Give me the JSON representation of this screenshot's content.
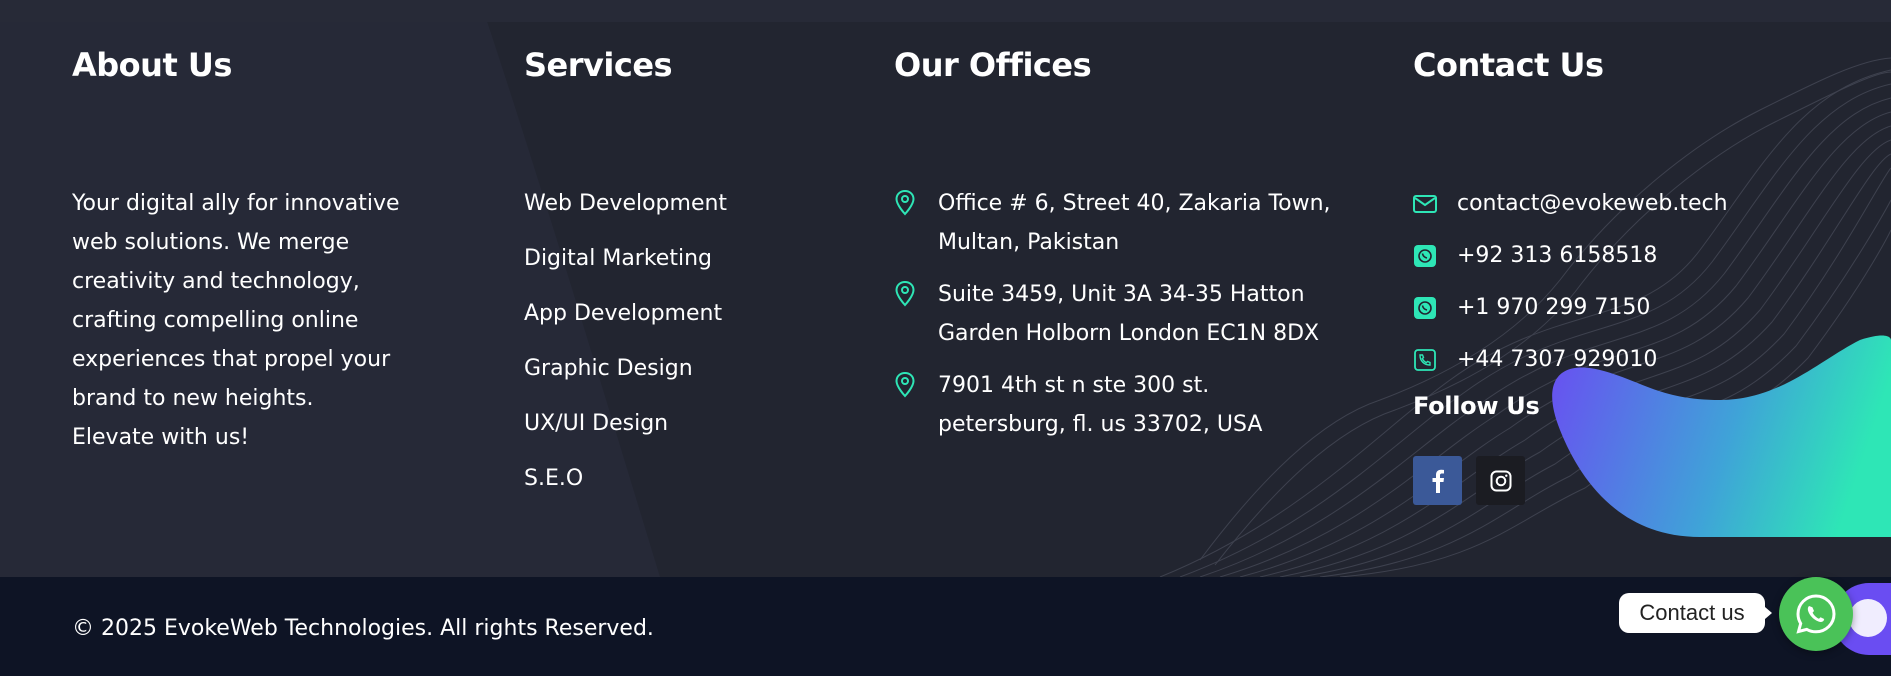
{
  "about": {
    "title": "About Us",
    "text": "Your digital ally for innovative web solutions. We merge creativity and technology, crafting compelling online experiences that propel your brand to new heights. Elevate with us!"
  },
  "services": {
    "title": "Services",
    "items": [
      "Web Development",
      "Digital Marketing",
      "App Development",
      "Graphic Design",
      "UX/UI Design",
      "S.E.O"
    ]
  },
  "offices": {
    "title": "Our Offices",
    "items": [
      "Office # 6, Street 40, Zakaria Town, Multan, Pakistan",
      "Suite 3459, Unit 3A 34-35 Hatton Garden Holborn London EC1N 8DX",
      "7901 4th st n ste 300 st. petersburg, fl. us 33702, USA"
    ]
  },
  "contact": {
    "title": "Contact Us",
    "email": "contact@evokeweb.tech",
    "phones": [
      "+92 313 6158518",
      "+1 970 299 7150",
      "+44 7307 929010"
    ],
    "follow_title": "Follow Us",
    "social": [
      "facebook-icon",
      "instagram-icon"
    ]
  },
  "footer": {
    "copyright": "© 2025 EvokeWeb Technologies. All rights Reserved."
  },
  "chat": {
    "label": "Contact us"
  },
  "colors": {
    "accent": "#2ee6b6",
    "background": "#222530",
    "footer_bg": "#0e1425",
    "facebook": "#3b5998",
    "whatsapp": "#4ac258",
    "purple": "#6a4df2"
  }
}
#####
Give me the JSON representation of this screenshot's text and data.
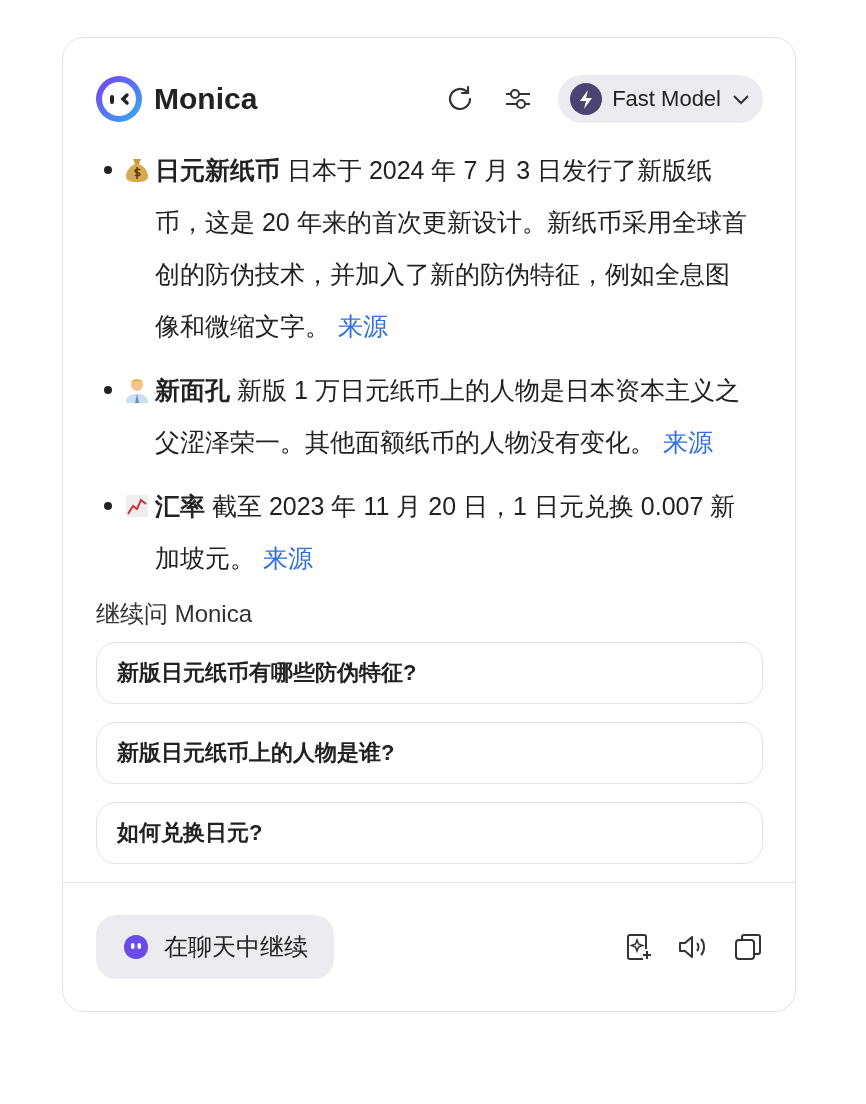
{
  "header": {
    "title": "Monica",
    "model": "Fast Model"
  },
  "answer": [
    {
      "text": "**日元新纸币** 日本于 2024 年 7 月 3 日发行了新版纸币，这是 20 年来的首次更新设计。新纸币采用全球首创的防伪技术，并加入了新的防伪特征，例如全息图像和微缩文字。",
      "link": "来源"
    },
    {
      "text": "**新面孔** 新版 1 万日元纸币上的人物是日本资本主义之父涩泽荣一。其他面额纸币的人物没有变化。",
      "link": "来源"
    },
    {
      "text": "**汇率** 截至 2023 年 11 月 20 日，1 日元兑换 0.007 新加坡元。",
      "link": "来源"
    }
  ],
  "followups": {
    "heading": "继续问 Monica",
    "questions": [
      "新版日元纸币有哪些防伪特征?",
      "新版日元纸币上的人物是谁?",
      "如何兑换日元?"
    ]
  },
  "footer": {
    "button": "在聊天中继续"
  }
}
#####
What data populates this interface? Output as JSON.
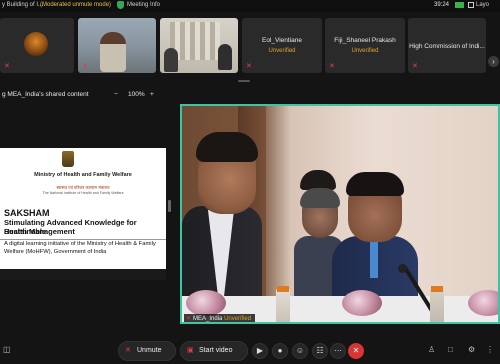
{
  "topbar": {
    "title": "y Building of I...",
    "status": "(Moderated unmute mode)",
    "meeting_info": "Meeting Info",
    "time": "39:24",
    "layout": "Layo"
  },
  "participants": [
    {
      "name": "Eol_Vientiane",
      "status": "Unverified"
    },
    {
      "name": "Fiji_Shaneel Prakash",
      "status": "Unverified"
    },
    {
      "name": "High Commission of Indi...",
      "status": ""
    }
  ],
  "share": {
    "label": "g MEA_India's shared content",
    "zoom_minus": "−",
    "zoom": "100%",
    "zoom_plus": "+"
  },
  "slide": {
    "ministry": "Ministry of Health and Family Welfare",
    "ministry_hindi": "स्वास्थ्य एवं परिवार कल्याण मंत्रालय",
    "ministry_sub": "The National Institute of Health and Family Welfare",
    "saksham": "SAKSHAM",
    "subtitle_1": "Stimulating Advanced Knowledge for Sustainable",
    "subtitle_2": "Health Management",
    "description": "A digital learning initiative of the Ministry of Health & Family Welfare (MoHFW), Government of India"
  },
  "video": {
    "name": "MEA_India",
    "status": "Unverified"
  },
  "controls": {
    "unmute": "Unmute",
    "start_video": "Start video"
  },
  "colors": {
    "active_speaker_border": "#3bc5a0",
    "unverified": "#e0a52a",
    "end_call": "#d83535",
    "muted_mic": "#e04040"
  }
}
#####
- Task details -
Using the listing above, return all lines where the word "label" occurs.

- Reply -
    "label": "Contact us"
    "label": "g MEA_India's shared content",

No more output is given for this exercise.